* Exercise prompt: Provide a single number: the count of lines containing the string "this".

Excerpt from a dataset
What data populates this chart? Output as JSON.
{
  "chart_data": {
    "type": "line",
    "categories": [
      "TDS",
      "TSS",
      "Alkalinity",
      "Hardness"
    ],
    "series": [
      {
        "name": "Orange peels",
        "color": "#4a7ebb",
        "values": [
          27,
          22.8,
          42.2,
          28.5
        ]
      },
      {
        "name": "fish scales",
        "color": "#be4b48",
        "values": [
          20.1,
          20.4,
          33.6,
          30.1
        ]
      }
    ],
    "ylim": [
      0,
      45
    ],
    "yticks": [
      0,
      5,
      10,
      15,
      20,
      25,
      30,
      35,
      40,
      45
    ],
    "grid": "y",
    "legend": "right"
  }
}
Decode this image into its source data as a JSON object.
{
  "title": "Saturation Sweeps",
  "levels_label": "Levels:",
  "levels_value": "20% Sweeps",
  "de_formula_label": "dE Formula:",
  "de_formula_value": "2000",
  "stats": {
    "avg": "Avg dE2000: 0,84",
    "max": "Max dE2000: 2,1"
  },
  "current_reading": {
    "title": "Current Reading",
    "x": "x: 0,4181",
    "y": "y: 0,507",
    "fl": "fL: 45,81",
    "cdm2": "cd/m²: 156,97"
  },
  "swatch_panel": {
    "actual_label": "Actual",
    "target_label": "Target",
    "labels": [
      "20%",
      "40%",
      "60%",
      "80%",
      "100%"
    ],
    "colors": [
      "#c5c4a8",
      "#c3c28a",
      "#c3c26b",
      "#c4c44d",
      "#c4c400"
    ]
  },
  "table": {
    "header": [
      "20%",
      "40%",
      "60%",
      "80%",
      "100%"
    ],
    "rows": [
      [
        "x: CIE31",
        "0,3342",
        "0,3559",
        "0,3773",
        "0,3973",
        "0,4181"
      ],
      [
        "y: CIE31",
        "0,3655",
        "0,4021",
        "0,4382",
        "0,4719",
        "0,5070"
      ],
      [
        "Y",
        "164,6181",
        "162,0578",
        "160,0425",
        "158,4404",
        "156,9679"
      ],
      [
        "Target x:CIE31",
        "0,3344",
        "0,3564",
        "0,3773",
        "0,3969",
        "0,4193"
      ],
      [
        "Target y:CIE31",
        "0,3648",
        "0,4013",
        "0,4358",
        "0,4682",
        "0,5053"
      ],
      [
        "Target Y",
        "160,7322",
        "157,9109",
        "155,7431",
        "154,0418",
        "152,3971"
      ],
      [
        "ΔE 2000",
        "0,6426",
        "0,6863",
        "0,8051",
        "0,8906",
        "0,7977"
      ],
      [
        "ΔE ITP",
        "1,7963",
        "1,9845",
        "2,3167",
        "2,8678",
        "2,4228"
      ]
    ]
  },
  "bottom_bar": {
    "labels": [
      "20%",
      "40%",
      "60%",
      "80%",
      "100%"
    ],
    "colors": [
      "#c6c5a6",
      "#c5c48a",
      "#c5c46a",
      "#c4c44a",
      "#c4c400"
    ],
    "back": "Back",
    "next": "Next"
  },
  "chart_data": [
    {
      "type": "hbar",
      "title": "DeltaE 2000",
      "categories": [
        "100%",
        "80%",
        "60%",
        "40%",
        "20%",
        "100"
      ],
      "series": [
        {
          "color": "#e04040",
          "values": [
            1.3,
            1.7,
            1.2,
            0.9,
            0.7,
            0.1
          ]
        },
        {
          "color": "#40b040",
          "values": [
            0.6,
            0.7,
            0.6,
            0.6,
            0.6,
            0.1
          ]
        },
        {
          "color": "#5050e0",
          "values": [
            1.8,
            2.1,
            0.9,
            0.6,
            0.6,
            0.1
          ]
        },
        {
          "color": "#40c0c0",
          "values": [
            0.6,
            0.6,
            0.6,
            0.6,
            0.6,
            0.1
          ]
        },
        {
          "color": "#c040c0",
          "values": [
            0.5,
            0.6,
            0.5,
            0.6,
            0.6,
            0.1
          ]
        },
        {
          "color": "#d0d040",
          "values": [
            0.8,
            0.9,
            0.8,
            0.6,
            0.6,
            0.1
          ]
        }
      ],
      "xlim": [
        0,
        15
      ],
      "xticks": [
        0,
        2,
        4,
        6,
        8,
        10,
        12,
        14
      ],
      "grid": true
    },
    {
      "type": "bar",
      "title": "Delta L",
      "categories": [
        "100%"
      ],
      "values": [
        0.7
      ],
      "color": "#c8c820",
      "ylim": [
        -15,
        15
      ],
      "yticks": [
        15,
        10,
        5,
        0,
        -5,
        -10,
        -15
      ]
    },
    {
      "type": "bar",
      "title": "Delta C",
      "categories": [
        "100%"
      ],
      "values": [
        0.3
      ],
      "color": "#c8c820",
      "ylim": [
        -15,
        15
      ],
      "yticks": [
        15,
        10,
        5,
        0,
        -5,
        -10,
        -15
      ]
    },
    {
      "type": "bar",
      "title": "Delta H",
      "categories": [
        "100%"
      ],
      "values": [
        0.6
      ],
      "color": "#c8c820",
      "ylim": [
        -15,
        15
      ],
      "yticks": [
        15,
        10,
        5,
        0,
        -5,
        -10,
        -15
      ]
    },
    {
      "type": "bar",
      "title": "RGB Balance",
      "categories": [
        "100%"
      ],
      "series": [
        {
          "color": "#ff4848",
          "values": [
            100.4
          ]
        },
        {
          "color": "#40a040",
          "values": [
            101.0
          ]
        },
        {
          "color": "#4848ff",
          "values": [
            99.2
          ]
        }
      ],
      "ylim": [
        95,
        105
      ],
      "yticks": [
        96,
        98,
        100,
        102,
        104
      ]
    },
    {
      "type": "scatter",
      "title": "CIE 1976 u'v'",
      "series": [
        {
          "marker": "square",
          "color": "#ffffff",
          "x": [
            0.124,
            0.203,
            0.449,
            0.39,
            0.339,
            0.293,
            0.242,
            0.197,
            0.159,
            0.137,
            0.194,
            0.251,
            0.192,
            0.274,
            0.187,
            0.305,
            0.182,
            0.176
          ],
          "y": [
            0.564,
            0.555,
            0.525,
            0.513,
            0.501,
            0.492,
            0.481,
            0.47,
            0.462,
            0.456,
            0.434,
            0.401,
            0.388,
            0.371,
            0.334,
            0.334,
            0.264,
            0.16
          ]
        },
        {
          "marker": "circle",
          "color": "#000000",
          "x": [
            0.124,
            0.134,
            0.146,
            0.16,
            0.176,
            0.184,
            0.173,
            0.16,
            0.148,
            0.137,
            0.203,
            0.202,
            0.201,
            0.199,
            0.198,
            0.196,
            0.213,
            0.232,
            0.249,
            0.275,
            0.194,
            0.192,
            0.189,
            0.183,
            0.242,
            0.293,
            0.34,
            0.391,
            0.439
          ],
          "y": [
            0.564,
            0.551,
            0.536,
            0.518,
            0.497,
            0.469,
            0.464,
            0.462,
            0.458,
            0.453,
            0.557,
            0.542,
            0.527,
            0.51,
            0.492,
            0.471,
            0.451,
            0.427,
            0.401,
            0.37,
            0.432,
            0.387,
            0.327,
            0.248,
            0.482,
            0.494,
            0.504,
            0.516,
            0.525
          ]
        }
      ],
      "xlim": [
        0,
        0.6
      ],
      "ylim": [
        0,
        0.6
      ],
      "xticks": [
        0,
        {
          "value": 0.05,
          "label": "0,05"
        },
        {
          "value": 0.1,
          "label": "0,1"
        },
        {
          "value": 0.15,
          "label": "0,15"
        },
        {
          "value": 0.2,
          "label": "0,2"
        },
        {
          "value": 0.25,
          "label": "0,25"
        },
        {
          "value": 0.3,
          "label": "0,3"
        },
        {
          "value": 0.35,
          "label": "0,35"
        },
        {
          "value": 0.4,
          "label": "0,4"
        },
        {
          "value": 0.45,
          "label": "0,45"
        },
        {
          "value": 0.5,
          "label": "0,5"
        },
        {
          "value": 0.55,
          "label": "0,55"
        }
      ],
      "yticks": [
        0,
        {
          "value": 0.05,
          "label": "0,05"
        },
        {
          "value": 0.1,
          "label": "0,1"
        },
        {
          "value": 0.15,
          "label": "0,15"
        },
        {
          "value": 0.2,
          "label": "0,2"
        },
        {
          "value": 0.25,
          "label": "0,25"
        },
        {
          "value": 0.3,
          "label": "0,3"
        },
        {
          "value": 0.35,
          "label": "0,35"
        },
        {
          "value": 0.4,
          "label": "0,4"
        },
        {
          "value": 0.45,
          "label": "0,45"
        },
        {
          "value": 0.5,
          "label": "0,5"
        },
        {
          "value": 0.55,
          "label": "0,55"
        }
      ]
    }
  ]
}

* Task solution: 2